**What needs to be done**
Pull every line containing "Actuals" from the entries.

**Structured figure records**
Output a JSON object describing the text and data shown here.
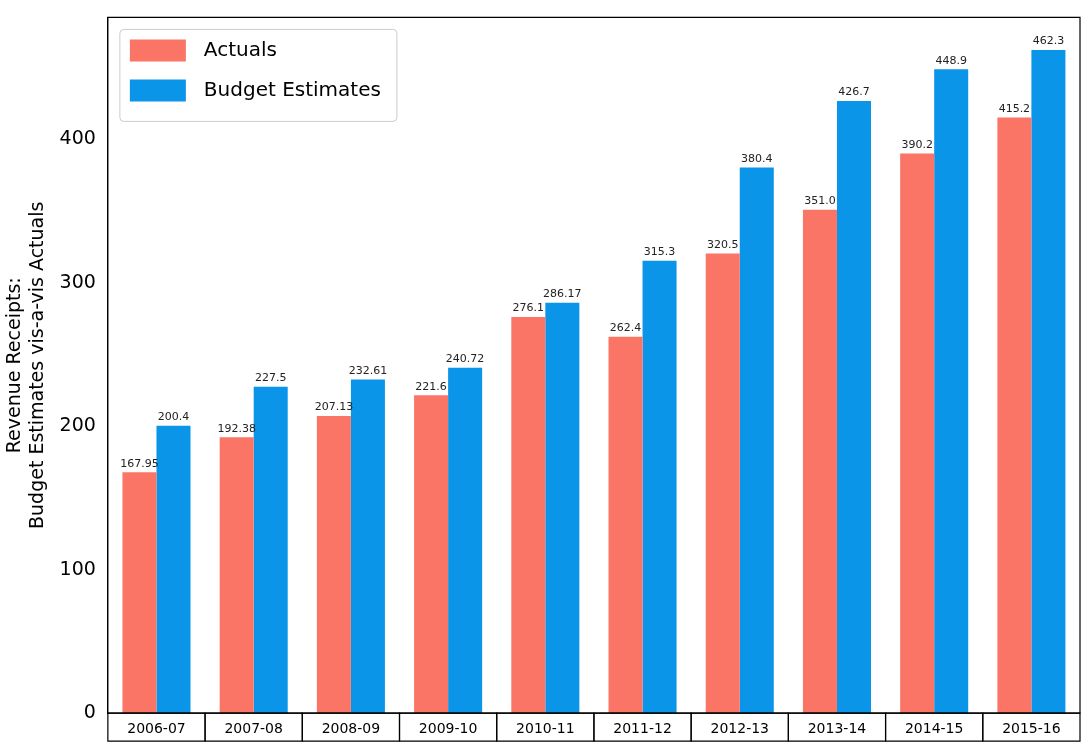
{
  "chart_data": {
    "type": "bar",
    "ylabel": "Revenue Receipts:\nBudget Estimates vis-a-vis Actuals",
    "categories": [
      "2006-07",
      "2007-08",
      "2008-09",
      "2009-10",
      "2010-11",
      "2011-12",
      "2012-13",
      "2013-14",
      "2014-15",
      "2015-16"
    ],
    "series": [
      {
        "name": "Actuals",
        "color": "#fa7565",
        "values": [
          167.95,
          192.38,
          207.13,
          221.6,
          276.1,
          262.4,
          320.5,
          351.0,
          390.2,
          415.2
        ],
        "value_labels": [
          "167.95",
          "192.38",
          "207.13",
          "221.6",
          "276.1",
          "262.4",
          "320.5",
          "351.0",
          "390.2",
          "415.2"
        ]
      },
      {
        "name": "Budget Estimates",
        "color": "#0a95e9",
        "values": [
          200.4,
          227.5,
          232.61,
          240.72,
          286.17,
          315.3,
          380.4,
          426.7,
          448.9,
          462.3
        ],
        "value_labels": [
          "200.4",
          "227.5",
          "232.61",
          "240.72",
          "286.17",
          "315.3",
          "380.4",
          "426.7",
          "448.9",
          "462.3"
        ]
      }
    ],
    "ylim": [
      0,
      485
    ],
    "yticks": [
      0,
      100,
      200,
      300,
      400
    ],
    "grid": false,
    "legend": "top left"
  }
}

**Problem solution**
    "ylabel": "Revenue Receipts:\nBudget Estimates vis-a-vis Actuals",
        "name": "Actuals",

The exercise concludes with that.